Transcribed page data
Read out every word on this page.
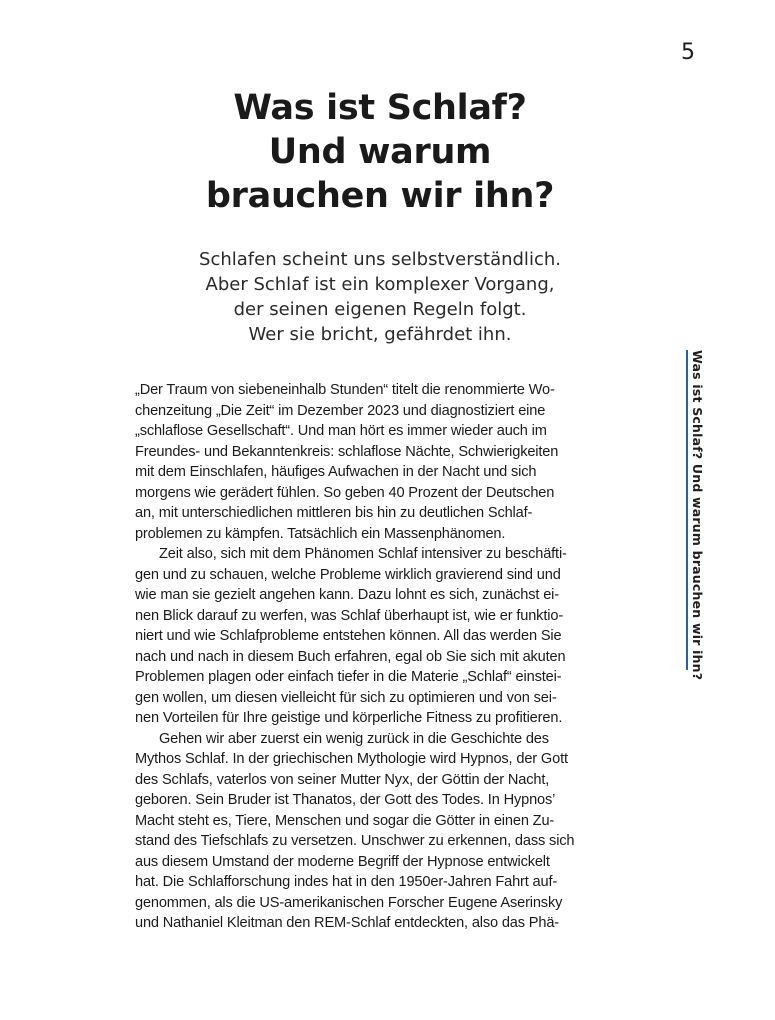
5
Was ist Schlaf?
Und warum
brauchen wir ihn?
Schlafen scheint uns selbstverständlich.
Aber Schlaf ist ein komplexer Vorgang,
der seinen eigenen Regeln folgt.
Wer sie bricht, gefährdet ihn.
Was ist Schlaf? Und warum brauchen wir ihn?
„Der Traum von siebeneinhalb Stunden“ titelt die renommierte Wo-
chenzeitung „Die Zeit“ im Dezember 2023 und diagnostiziert eine
„schlaflose Gesellschaft“. Und man hört es immer wieder auch im
Freundes- und Bekanntenkreis: schlaflose Nächte, Schwierigkeiten
mit dem Einschlafen, häufiges Aufwachen in der Nacht und sich
morgens wie gerädert fühlen. So geben 40 Prozent der Deutschen
an, mit unterschiedlichen mittleren bis hin zu deutlichen Schlaf-
problemen zu kämpfen. Tatsächlich ein Massenphänomen.
Zeit also, sich mit dem Phänomen Schlaf intensiver zu beschäfti-
gen und zu schauen, welche Probleme wirklich gravierend sind und
wie man sie gezielt angehen kann. Dazu lohnt es sich, zunächst ei-
nen Blick darauf zu werfen, was Schlaf überhaupt ist, wie er funktio-
niert und wie Schlafprobleme entstehen können. All das werden Sie
nach und nach in diesem Buch erfahren, egal ob Sie sich mit akuten
Problemen plagen oder einfach tiefer in die Materie „Schlaf“ einstei-
gen wollen, um diesen vielleicht für sich zu optimieren und von sei-
nen Vorteilen für Ihre geistige und körperliche Fitness zu profitieren.
Gehen wir aber zuerst ein wenig zurück in die Geschichte des
Mythos Schlaf. In der griechischen Mythologie wird Hypnos, der Gott
des Schlafs, vaterlos von seiner Mutter Nyx, der Göttin der Nacht,
geboren. Sein Bruder ist Thanatos, der Gott des Todes. In Hypnos’
Macht steht es, Tiere, Menschen und sogar die Götter in einen Zu-
stand des Tiefschlafs zu versetzen. Unschwer zu erkennen, dass sich
aus diesem Umstand der moderne Begriff der Hypnose entwickelt
hat. Die Schlafforschung indes hat in den 1950er-Jahren Fahrt auf-
genommen, als die US-amerikanischen Forscher Eugene Aserinsky
und Nathaniel Kleitman den REM-Schlaf entdeckten, also das Phä-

— Exercise —
Each line of the entries that contains the word "Zeit" should be listed.

— Task output —
chenzeitung „Die Zeit“ im Dezember 2023 und diagnostiziert eine
Zeit also, sich mit dem Phänomen Schlaf intensiver zu beschäfti-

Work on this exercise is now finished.